What the task asks
Scan the data for lines with "title" and report the count by itself.

-- Task inputs start --

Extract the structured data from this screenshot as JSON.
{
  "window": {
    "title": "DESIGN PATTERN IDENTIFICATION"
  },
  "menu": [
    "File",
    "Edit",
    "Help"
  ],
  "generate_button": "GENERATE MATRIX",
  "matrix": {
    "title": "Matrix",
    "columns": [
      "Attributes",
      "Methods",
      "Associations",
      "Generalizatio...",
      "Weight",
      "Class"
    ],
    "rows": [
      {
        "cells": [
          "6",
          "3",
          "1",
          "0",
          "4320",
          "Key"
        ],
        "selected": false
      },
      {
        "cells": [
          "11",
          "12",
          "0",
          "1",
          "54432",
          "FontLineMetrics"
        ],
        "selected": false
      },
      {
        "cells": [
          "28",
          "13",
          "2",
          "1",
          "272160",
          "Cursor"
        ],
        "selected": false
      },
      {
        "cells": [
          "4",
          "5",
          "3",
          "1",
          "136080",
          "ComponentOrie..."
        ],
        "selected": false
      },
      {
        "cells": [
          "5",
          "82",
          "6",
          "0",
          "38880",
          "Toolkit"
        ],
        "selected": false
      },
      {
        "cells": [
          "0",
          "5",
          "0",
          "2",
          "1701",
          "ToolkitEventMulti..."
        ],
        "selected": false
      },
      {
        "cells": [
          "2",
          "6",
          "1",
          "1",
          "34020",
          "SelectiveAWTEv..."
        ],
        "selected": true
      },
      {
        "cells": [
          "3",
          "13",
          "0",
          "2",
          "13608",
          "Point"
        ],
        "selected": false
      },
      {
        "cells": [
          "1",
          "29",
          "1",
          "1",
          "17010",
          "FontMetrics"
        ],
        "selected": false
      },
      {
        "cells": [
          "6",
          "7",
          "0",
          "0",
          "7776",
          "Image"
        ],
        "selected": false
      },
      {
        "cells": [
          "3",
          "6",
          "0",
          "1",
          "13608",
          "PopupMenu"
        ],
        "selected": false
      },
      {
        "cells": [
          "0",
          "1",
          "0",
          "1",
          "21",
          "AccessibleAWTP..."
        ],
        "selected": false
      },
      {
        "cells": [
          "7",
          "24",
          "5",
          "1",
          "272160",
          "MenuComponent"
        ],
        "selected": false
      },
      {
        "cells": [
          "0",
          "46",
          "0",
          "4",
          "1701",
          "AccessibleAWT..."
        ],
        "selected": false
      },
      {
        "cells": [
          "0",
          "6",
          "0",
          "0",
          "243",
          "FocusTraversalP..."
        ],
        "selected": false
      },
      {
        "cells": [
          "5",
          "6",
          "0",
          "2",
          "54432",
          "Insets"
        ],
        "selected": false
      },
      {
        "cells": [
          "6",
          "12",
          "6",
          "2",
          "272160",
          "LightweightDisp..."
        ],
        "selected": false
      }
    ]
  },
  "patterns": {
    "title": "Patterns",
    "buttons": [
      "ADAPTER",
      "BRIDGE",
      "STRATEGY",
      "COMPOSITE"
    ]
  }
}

-- Task inputs end --

Output of the exercise
3